Return all of the data exactly as written, without the pictures.

══ Records to use ══

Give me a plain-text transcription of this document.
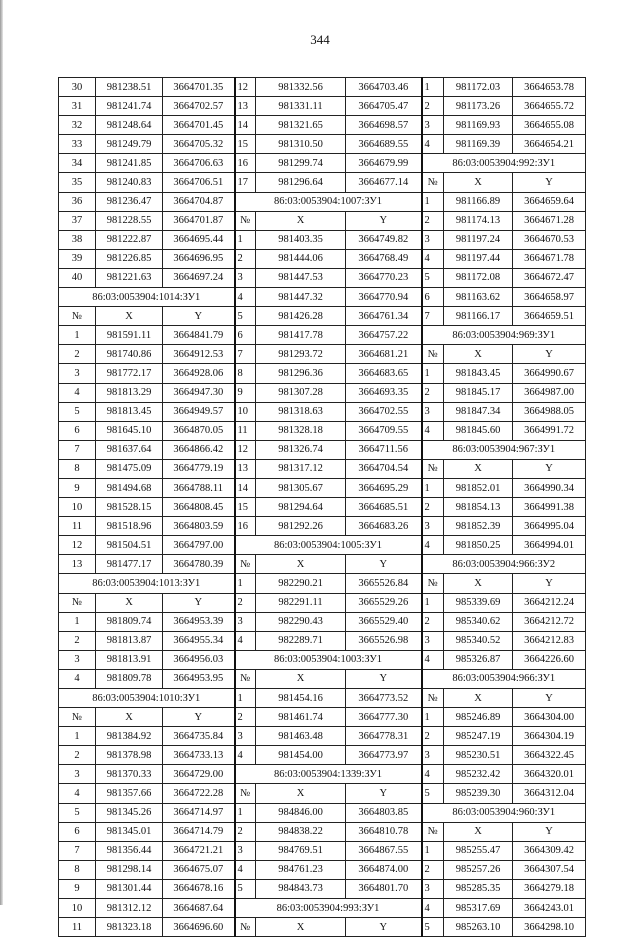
344
30	981238.51	3664701.35	12	981332.56	3664703.46	1	981172.03	3664653.78
31	981241.74	3664702.57	13	981331.11	3664705.47	2	981173.26	3664655.72
32	981248.64	3664701.45	14	981321.65	3664698.57	3	981169.93	3664655.08
33	981249.79	3664705.32	15	981310.50	3664689.55	4	981169.39	3664654.21
34	981241.85	3664706.63	16	981299.74	3664679.99	86:03:0053904:992:ЗУ1		
35	981240.83	3664706.51	17	981296.64	3664677.14	№	X	Y
36	981236.47	3664704.87	86:03:0053904:1007:ЗУ1			1	981166.89	3664659.64
37	981228.55	3664701.87	№	X	Y	2	981174.13	3664671.28
38	981222.87	3664695.44	1	981403.35	3664749.82	3	981197.24	3664670.53
39	981226.85	3664696.95	2	981444.06	3664768.49	4	981197.44	3664671.78
40	981221.63	3664697.24	3	981447.53	3664770.23	5	981172.08	3664672.47
86:03:0053904:1014:ЗУ1			4	981447.32	3664770.94	6	981163.62	3664658.97
№	X	Y	5	981426.28	3664761.34	7	981166.17	3664659.51
1	981591.11	3664841.79	6	981417.78	3664757.22	86:03:0053904:969:ЗУ1		
2	981740.86	3664912.53	7	981293.72	3664681.21	№	X	Y
3	981772.17	3664928.06	8	981296.36	3664683.65	1	981843.45	3664990.67
4	981813.29	3664947.30	9	981307.28	3664693.35	2	981845.17	3664987.00
5	981813.45	3664949.57	10	981318.63	3664702.55	3	981847.34	3664988.05
6	981645.10	3664870.05	11	981328.18	3664709.55	4	981845.60	3664991.72
7	981637.64	3664866.42	12	981326.74	3664711.56	86:03:0053904:967:ЗУ1		
8	981475.09	3664779.19	13	981317.12	3664704.54	№	X	Y
9	981494.68	3664788.11	14	981305.67	3664695.29	1	981852.01	3664990.34
10	981528.15	3664808.45	15	981294.64	3664685.51	2	981854.13	3664991.38
11	981518.96	3664803.59	16	981292.26	3664683.26	3	981852.39	3664995.04
12	981504.51	3664797.00	86:03:0053904:1005:ЗУ1			4	981850.25	3664994.01
13	981477.17	3664780.39	№	X	Y	86:03:0053904:966:ЗУ2		
86:03:0053904:1013:ЗУ1			1	982290.21	3665526.84	№	X	Y
№	X	Y	2	982291.11	3665529.26	1	985339.69	3664212.24
1	981809.74	3664953.39	3	982290.43	3665529.40	2	985340.62	3664212.72
2	981813.87	3664955.34	4	982289.71	3665526.98	3	985340.52	3664212.83
3	981813.91	3664956.03	86:03:0053904:1003:ЗУ1			4	985326.87	3664226.60
4	981809.78	3664953.95	№	X	Y	86:03:0053904:966:ЗУ1		
86:03:0053904:1010:ЗУ1			1	981454.16	3664773.52	№	X	Y
№	X	Y	2	981461.74	3664777.30	1	985246.89	3664304.00
1	981384.92	3664735.84	3	981463.48	3664778.31	2	985247.19	3664304.19
2	981378.98	3664733.13	4	981454.00	3664773.97	3	985230.51	3664322.45
3	981370.33	3664729.00	86:03:0053904:1339:ЗУ1			4	985232.42	3664320.01
4	981357.66	3664722.28	№	X	Y	5	985239.30	3664312.04
5	981345.26	3664714.97	1	984846.00	3664803.85	86:03:0053904:960:ЗУ1		
6	981345.01	3664714.79	2	984838.22	3664810.78	№	X	Y
7	981356.44	3664721.21	3	984769.51	3664867.55	1	985255.47	3664309.42
8	981298.14	3664675.07	4	984761.23	3664874.00	2	985257.26	3664307.54
9	981301.44	3664678.16	5	984843.73	3664801.70	3	985285.35	3664279.18
10	981312.12	3664687.64	86:03:0053904:993:ЗУ1			4	985317.69	3664243.01
11	981323.18	3664696.60	№	X	Y	5	985263.10	3664298.10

═══

### Solution to this task
Give me a plain-text transcription of this document.
344
30	981238.51	3664701.35	12	981332.56	3664703.46	1	981172.03	3664653.78
31	981241.74	3664702.57	13	981331.11	3664705.47	2	981173.26	3664655.72
32	981248.64	3664701.45	14	981321.65	3664698.57	3	981169.93	3664655.08
33	981249.79	3664705.32	15	981310.50	3664689.55	4	981169.39	3664654.21
34	981241.85	3664706.63	16	981299.74	3664679.99	86:03:0053904:992:ЗУ1		
35	981240.83	3664706.51	17	981296.64	3664677.14	№	X	Y
36	981236.47	3664704.87	86:03:0053904:1007:ЗУ1			1	981166.89	3664659.64
37	981228.55	3664701.87	№	X	Y	2	981174.13	3664671.28
38	981222.87	3664695.44	1	981403.35	3664749.82	3	981197.24	3664670.53
39	981226.85	3664696.95	2	981444.06	3664768.49	4	981197.44	3664671.78
40	981221.63	3664697.24	3	981447.53	3664770.23	5	981172.08	3664672.47
86:03:0053904:1014:ЗУ1			4	981447.32	3664770.94	6	981163.62	3664658.97
№	X	Y	5	981426.28	3664761.34	7	981166.17	3664659.51
1	981591.11	3664841.79	6	981417.78	3664757.22	86:03:0053904:969:ЗУ1		
2	981740.86	3664912.53	7	981293.72	3664681.21	№	X	Y
3	981772.17	3664928.06	8	981296.36	3664683.65	1	981843.45	3664990.67
4	981813.29	3664947.30	9	981307.28	3664693.35	2	981845.17	3664987.00
5	981813.45	3664949.57	10	981318.63	3664702.55	3	981847.34	3664988.05
6	981645.10	3664870.05	11	981328.18	3664709.55	4	981845.60	3664991.72
7	981637.64	3664866.42	12	981326.74	3664711.56	86:03:0053904:967:ЗУ1		
8	981475.09	3664779.19	13	981317.12	3664704.54	№	X	Y
9	981494.68	3664788.11	14	981305.67	3664695.29	1	981852.01	3664990.34
10	981528.15	3664808.45	15	981294.64	3664685.51	2	981854.13	3664991.38
11	981518.96	3664803.59	16	981292.26	3664683.26	3	981852.39	3664995.04
12	981504.51	3664797.00	86:03:0053904:1005:ЗУ1			4	981850.25	3664994.01
13	981477.17	3664780.39	№	X	Y	86:03:0053904:966:ЗУ2		
86:03:0053904:1013:ЗУ1			1	982290.21	3665526.84	№	X	Y
№	X	Y	2	982291.11	3665529.26	1	985339.69	3664212.24
1	981809.74	3664953.39	3	982290.43	3665529.40	2	985340.62	3664212.72
2	981813.87	3664955.34	4	982289.71	3665526.98	3	985340.52	3664212.83
3	981813.91	3664956.03	86:03:0053904:1003:ЗУ1			4	985326.87	3664226.60
4	981809.78	3664953.95	№	X	Y	86:03:0053904:966:ЗУ1		
86:03:0053904:1010:ЗУ1			1	981454.16	3664773.52	№	X	Y
№	X	Y	2	981461.74	3664777.30	1	985246.89	3664304.00
1	981384.92	3664735.84	3	981463.48	3664778.31	2	985247.19	3664304.19
2	981378.98	3664733.13	4	981454.00	3664773.97	3	985230.51	3664322.45
3	981370.33	3664729.00	86:03:0053904:1339:ЗУ1			4	985232.42	3664320.01
4	981357.66	3664722.28	№	X	Y	5	985239.30	3664312.04
5	981345.26	3664714.97	1	984846.00	3664803.85	86:03:0053904:960:ЗУ1		
6	981345.01	3664714.79	2	984838.22	3664810.78	№	X	Y
7	981356.44	3664721.21	3	984769.51	3664867.55	1	985255.47	3664309.42
8	981298.14	3664675.07	4	984761.23	3664874.00	2	985257.26	3664307.54
9	981301.44	3664678.16	5	984843.73	3664801.70	3	985285.35	3664279.18
10	981312.12	3664687.64	86:03:0053904:993:ЗУ1			4	985317.69	3664243.01
11	981323.18	3664696.60	№	X	Y	5	985263.10	3664298.10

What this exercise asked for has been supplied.